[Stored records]
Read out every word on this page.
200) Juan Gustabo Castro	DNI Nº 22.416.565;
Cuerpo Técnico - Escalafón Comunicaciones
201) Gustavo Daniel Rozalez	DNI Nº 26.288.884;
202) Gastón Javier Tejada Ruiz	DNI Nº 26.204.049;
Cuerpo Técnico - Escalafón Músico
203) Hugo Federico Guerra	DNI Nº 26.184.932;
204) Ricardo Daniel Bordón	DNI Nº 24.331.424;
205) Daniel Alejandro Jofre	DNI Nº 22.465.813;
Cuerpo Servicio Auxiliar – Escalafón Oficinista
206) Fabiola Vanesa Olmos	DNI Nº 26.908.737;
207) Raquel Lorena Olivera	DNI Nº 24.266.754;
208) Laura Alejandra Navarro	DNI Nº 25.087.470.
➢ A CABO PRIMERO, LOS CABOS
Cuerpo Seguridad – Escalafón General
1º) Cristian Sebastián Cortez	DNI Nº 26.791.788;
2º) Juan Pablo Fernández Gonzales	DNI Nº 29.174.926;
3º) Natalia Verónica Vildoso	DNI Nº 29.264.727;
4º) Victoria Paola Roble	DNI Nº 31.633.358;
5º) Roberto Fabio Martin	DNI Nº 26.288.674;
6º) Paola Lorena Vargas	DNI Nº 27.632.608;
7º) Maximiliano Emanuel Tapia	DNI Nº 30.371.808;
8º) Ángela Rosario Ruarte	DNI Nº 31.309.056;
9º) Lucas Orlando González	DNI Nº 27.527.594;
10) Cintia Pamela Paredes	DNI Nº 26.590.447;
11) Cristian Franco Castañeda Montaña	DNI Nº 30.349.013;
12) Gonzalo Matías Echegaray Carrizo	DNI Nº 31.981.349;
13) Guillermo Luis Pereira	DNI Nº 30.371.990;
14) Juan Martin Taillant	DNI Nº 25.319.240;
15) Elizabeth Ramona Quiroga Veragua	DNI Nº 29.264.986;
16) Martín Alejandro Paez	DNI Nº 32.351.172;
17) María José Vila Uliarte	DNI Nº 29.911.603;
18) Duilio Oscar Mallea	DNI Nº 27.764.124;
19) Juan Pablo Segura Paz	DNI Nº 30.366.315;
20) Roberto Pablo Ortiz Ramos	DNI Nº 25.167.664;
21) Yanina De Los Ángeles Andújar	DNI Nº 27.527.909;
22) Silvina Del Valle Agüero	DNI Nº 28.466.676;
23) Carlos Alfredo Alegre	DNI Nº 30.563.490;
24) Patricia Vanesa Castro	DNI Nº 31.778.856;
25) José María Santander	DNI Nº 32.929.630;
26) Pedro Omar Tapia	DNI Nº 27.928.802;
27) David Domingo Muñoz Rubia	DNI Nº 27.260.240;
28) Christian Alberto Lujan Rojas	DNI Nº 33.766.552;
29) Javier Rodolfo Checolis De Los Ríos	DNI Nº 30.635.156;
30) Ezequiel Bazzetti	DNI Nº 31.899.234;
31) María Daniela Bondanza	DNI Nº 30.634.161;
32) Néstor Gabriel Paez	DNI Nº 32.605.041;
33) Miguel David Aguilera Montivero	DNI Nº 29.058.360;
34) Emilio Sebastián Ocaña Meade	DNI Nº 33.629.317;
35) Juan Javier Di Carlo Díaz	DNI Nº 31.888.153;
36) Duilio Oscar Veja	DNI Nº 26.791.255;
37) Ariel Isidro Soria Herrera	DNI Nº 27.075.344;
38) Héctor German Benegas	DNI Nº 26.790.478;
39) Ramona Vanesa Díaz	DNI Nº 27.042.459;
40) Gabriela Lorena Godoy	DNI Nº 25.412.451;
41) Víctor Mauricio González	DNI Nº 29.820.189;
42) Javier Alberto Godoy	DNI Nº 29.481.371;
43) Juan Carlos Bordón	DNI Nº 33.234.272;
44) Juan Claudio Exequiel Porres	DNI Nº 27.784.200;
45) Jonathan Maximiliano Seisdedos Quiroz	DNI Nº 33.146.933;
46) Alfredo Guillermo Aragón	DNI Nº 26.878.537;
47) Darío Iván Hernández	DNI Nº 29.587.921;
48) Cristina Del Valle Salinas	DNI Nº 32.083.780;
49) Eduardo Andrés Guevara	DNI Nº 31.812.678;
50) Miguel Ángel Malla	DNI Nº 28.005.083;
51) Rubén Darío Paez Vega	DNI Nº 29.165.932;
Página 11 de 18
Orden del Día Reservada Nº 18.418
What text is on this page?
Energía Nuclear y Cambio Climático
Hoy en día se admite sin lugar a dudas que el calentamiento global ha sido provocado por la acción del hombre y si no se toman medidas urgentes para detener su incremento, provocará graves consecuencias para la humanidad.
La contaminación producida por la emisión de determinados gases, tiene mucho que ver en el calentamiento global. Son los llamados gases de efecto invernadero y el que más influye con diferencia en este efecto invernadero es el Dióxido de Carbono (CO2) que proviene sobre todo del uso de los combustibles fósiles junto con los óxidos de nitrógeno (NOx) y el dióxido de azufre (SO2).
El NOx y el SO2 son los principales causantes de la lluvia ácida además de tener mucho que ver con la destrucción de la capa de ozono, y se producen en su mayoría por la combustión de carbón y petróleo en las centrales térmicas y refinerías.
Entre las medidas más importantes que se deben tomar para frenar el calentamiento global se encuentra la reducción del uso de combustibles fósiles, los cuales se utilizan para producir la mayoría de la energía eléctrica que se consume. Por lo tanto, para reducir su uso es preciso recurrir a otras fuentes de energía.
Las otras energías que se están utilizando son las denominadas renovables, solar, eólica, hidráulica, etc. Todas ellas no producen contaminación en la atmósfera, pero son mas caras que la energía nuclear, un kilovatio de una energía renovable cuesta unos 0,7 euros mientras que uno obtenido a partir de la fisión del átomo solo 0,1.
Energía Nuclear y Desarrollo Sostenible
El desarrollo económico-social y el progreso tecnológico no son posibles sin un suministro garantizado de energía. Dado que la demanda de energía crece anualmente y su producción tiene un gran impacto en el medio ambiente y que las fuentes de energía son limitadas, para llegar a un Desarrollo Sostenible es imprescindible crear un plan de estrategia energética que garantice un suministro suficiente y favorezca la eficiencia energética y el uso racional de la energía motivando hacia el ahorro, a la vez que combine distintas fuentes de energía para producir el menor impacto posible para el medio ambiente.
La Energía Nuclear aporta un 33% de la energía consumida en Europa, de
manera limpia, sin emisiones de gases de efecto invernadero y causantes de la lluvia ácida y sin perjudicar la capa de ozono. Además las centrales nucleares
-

(Exercise requirements): Nothing in the data may differ; print all of it exactly as written.

(Full response):
Read out every word on this page.
200) Juan Gustabo Castro	DNI Nº 22.416.565;
Cuerpo Técnico - Escalafón Comunicaciones
201) Gustavo Daniel Rozalez	DNI Nº 26.288.884;
202) Gastón Javier Tejada Ruiz	DNI Nº 26.204.049;
Cuerpo Técnico - Escalafón Músico
203) Hugo Federico Guerra	DNI Nº 26.184.932;
204) Ricardo Daniel Bordón	DNI Nº 24.331.424;
205) Daniel Alejandro Jofre	DNI Nº 22.465.813;
Cuerpo Servicio Auxiliar – Escalafón Oficinista
206) Fabiola Vanesa Olmos	DNI Nº 26.908.737;
207) Raquel Lorena Olivera	DNI Nº 24.266.754;
208) Laura Alejandra Navarro	DNI Nº 25.087.470.
➢ A CABO PRIMERO, LOS CABOS
Cuerpo Seguridad – Escalafón General
1º) Cristian Sebastián Cortez	DNI Nº 26.791.788;
2º) Juan Pablo Fernández Gonzales	DNI Nº 29.174.926;
3º) Natalia Verónica Vildoso	DNI Nº 29.264.727;
4º) Victoria Paola Roble	DNI Nº 31.633.358;
5º) Roberto Fabio Martin	DNI Nº 26.288.674;
6º) Paola Lorena Vargas	DNI Nº 27.632.608;
7º) Maximiliano Emanuel Tapia	DNI Nº 30.371.808;
8º) Ángela Rosario Ruarte	DNI Nº 31.309.056;
9º) Lucas Orlando González	DNI Nº 27.527.594;
10) Cintia Pamela Paredes	DNI Nº 26.590.447;
11) Cristian Franco Castañeda Montaña	DNI Nº 30.349.013;
12) Gonzalo Matías Echegaray Carrizo	DNI Nº 31.981.349;
13) Guillermo Luis Pereira	DNI Nº 30.371.990;
14) Juan Martin Taillant	DNI Nº 25.319.240;
15) Elizabeth Ramona Quiroga Veragua	DNI Nº 29.264.986;
16) Martín Alejandro Paez	DNI Nº 32.351.172;
17) María José Vila Uliarte	DNI Nº 29.911.603;
18) Duilio Oscar Mallea	DNI Nº 27.764.124;
19) Juan Pablo Segura Paz	DNI Nº 30.366.315;
20) Roberto Pablo Ortiz Ramos	DNI Nº 25.167.664;
21) Yanina De Los Ángeles Andújar	DNI Nº 27.527.909;
22) Silvina Del Valle Agüero	DNI Nº 28.466.676;
23) Carlos Alfredo Alegre	DNI Nº 30.563.490;
24) Patricia Vanesa Castro	DNI Nº 31.778.856;
25) José María Santander	DNI Nº 32.929.630;
26) Pedro Omar Tapia	DNI Nº 27.928.802;
27) David Domingo Muñoz Rubia	DNI Nº 27.260.240;
28) Christian Alberto Lujan Rojas	DNI Nº 33.766.552;
29) Javier Rodolfo Checolis De Los Ríos	DNI Nº 30.635.156;
30) Ezequiel Bazzetti	DNI Nº 31.899.234;
31) María Daniela Bondanza	DNI Nº 30.634.161;
32) Néstor Gabriel Paez	DNI Nº 32.605.041;
33) Miguel David Aguilera Montivero	DNI Nº 29.058.360;
34) Emilio Sebastián Ocaña Meade	DNI Nº 33.629.317;
35) Juan Javier Di Carlo Díaz	DNI Nº 31.888.153;
36) Duilio Oscar Veja	DNI Nº 26.791.255;
37) Ariel Isidro Soria Herrera	DNI Nº 27.075.344;
38) Héctor German Benegas	DNI Nº 26.790.478;
39) Ramona Vanesa Díaz	DNI Nº 27.042.459;
40) Gabriela Lorena Godoy	DNI Nº 25.412.451;
41) Víctor Mauricio González	DNI Nº 29.820.189;
42) Javier Alberto Godoy	DNI Nº 29.481.371;
43) Juan Carlos Bordón	DNI Nº 33.234.272;
44) Juan Claudio Exequiel Porres	DNI Nº 27.784.200;
45) Jonathan Maximiliano Seisdedos Quiroz	DNI Nº 33.146.933;
46) Alfredo Guillermo Aragón	DNI Nº 26.878.537;
47) Darío Iván Hernández	DNI Nº 29.587.921;
48) Cristina Del Valle Salinas	DNI Nº 32.083.780;
49) Eduardo Andrés Guevara	DNI Nº 31.812.678;
50) Miguel Ángel Malla	DNI Nº 28.005.083;
51) Rubén Darío Paez Vega	DNI Nº 29.165.932;
Página 11 de 18
Orden del Día Reservada Nº 18.418
What text is on this page?
Energía Nuclear y Cambio Climático
Hoy en día se admite sin lugar a dudas que el calentamiento global ha sido provocado por la acción del hombre y si no se toman medidas urgentes para detener su incremento, provocará graves consecuencias para la humanidad.
La contaminación producida por la emisión de determinados gases, tiene mucho que ver en el calentamiento global. Son los llamados gases de efecto invernadero y el que más influye con diferencia en este efecto invernadero es el Dióxido de Carbono (CO2) que proviene sobre todo del uso de los combustibles fósiles junto con los óxidos de nitrógeno (NOx) y el dióxido de azufre (SO2).
El NOx y el SO2 son los principales causantes de la lluvia ácida además de tener mucho que ver con la destrucción de la capa de ozono, y se producen en su mayoría por la combustión de carbón y petróleo en las centrales térmicas y refinerías.
Entre las medidas más importantes que se deben tomar para frenar el calentamiento global se encuentra la reducción del uso de combustibles fósiles, los cuales se utilizan para producir la mayoría de la energía eléctrica que se consume. Por lo tanto, para reducir su uso es preciso recurrir a otras fuentes de energía.
Las otras energías que se están utilizando son las denominadas renovables, solar, eólica, hidráulica, etc. Todas ellas no producen contaminación en la atmósfera, pero son mas caras que la energía nuclear, un kilovatio de una energía renovable cuesta unos 0,7 euros mientras que uno obtenido a partir de la fisión del átomo solo 0,1.
Energía Nuclear y Desarrollo Sostenible
El desarrollo económico-social y el progreso tecnológico no son posibles sin un suministro garantizado de energía. Dado que la demanda de energía crece anualmente y su producción tiene un gran impacto en el medio ambiente y que las fuentes de energía son limitadas, para llegar a un Desarrollo Sostenible es imprescindible crear un plan de estrategia energética que garantice un suministro suficiente y favorezca la eficiencia energética y el uso racional de la energía motivando hacia el ahorro, a la vez que combine distintas fuentes de energía para producir el menor impacto posible para el medio ambiente.
La Energía Nuclear aporta un 33% de la energía consumida en Europa, de
manera limpia, sin emisiones de gases de efecto invernadero y causantes de la lluvia ácida y sin perjudicar la capa de ozono. Además las centrales nucleares
-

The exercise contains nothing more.